_Dataset records_.
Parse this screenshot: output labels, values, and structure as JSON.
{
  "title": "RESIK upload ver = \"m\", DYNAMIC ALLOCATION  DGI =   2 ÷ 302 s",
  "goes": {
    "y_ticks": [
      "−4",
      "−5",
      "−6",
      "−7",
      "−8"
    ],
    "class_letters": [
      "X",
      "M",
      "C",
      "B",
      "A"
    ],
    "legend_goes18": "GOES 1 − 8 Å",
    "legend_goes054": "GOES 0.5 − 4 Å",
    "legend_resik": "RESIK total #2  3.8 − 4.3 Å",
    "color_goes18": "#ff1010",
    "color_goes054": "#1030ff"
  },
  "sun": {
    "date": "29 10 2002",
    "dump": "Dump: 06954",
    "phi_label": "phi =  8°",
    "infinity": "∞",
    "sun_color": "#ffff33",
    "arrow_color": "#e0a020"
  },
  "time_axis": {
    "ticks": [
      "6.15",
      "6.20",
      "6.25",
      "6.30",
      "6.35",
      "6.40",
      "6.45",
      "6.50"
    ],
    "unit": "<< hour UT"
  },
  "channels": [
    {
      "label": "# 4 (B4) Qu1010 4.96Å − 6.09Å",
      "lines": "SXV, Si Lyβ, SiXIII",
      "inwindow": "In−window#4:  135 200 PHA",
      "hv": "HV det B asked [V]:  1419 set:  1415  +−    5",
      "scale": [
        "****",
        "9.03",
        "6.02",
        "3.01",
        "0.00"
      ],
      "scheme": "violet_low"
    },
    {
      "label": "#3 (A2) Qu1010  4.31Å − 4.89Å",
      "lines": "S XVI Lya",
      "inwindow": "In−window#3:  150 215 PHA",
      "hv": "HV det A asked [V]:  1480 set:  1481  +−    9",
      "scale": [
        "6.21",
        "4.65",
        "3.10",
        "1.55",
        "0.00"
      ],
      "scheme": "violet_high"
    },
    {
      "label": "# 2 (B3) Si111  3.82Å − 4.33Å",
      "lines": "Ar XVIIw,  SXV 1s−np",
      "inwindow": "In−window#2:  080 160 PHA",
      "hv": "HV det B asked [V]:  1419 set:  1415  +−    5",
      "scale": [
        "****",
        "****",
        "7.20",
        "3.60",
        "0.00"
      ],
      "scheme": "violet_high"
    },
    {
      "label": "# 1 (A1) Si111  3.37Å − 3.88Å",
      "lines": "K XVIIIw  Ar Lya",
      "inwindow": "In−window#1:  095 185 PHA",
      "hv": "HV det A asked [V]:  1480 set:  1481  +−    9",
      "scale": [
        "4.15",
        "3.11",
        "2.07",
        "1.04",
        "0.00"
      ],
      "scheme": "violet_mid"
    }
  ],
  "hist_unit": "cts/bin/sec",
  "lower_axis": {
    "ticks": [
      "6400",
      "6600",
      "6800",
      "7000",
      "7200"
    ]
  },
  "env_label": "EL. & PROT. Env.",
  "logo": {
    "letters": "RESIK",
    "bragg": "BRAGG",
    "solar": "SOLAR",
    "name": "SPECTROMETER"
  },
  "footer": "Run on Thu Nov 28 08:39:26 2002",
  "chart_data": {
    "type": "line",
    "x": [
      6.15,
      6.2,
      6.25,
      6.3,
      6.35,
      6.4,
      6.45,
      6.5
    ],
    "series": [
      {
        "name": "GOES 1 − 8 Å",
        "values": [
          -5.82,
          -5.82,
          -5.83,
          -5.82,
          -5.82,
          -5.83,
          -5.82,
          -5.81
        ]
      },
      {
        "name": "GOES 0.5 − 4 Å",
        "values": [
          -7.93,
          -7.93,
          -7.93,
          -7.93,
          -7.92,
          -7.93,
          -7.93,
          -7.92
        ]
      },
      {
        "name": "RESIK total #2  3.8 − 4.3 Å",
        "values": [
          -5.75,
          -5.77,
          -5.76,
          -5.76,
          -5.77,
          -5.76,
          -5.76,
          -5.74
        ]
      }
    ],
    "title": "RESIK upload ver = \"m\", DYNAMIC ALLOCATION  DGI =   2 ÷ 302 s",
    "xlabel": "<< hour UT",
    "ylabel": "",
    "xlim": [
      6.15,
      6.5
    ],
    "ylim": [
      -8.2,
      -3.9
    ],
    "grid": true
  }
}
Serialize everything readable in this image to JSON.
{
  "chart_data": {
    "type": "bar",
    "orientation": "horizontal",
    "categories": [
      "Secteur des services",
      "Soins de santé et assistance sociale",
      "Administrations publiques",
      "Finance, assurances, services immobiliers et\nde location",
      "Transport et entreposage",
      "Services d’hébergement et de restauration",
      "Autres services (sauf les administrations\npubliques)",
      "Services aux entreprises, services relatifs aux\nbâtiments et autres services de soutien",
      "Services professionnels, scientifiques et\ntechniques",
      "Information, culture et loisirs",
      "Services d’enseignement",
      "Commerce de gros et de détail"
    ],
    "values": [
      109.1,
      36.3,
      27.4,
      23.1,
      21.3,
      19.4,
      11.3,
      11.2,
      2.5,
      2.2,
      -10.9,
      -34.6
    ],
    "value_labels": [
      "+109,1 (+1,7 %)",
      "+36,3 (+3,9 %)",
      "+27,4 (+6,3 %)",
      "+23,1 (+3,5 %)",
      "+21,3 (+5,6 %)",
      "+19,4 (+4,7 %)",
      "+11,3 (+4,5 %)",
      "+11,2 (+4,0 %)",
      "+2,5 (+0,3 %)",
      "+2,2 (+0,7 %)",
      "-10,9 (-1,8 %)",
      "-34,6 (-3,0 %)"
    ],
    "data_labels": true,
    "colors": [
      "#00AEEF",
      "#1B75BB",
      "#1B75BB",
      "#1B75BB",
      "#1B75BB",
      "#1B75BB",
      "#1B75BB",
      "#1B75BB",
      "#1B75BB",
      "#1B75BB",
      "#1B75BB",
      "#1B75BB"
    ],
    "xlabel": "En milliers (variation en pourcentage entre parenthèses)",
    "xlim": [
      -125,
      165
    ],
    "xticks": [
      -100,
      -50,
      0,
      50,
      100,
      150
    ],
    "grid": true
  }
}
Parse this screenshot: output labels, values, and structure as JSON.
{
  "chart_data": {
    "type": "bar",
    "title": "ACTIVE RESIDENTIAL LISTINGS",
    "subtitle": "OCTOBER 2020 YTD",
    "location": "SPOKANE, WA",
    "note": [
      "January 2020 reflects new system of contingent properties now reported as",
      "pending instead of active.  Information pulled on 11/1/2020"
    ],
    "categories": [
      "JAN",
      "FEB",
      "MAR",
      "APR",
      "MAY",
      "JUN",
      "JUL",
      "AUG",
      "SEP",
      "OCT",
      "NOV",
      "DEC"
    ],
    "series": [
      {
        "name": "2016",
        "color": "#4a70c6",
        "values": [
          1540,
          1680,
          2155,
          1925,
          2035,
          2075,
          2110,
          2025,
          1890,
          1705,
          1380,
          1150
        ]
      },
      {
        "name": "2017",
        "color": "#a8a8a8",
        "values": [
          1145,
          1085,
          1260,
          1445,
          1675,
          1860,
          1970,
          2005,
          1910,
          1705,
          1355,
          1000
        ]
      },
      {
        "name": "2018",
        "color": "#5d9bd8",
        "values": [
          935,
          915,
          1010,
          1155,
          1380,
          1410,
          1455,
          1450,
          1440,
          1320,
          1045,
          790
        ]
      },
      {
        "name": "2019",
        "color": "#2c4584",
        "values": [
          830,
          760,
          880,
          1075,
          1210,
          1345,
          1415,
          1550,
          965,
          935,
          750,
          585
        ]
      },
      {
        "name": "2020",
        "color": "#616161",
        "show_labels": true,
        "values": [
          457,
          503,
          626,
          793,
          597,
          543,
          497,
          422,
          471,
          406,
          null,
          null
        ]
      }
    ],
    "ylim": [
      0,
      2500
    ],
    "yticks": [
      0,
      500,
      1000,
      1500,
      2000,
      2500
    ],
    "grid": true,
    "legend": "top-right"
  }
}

_Problem details_.
In the entries above, find every line with the word "RESIK" and list it.

_Answer to this exercise_.
  "title": "RESIK upload ver = \"m\", DYNAMIC ALLOCATION  DGI =   2 ÷ 302 s",
    "legend_resik": "RESIK total #2  3.8 − 4.3 Å",
    "letters": "RESIK",
        "name": "RESIK total #2  3.8 − 4.3 Å",
    "title": "RESIK upload ver = \"m\", DYNAMIC ALLOCATION  DGI =   2 ÷ 302 s",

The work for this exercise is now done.